[Stored data]
--- Begin ---

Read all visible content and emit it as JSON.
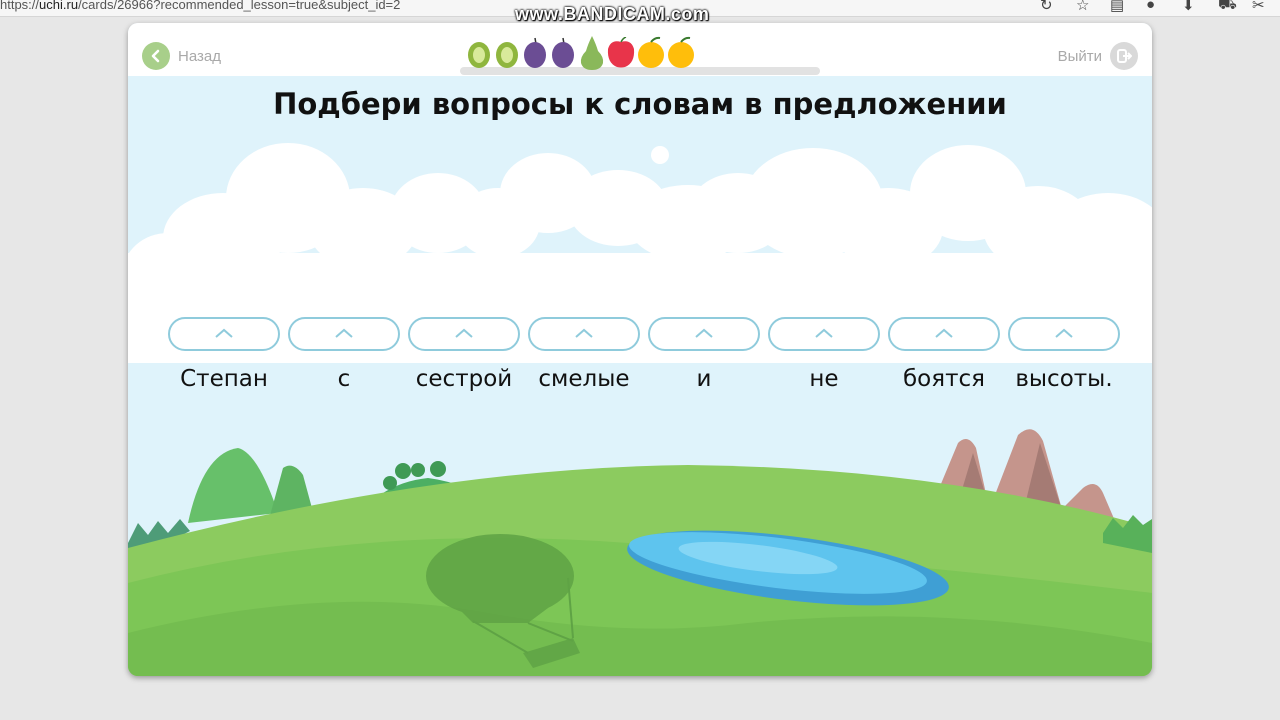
{
  "browser": {
    "url_prefix": "https://",
    "url_host": "uchi.ru",
    "url_path": "/cards/26966?recommended_lesson=true&subject_id=2"
  },
  "watermark": "www.BANDICAM.com",
  "header": {
    "back_label": "Назад",
    "exit_label": "Выйти"
  },
  "progress": {
    "fruits": [
      "kiwi-icon",
      "kiwi-icon",
      "plum-icon",
      "plum-icon",
      "pear-icon",
      "apple-icon",
      "orange-icon",
      "orange-icon"
    ]
  },
  "task": {
    "title": "Подбери вопросы к словам в предложении"
  },
  "words": [
    "Степан",
    "с",
    "сестрой",
    "смелые",
    "и",
    "не",
    "боятся",
    "высоты."
  ],
  "colors": {
    "sky": "#dff3fb",
    "grass": "#7dc656",
    "slot_border": "#8fcbdc",
    "back_button": "#a8cf8a",
    "lake": "#5ec4ee"
  }
}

--- End ---

▶ Directions for this task
Copy every line of the data that holds the string "icon".

▶ Full response
      "kiwi-icon",
      "kiwi-icon",
      "plum-icon",
      "plum-icon",
      "pear-icon",
      "apple-icon",
      "orange-icon",
      "orange-icon"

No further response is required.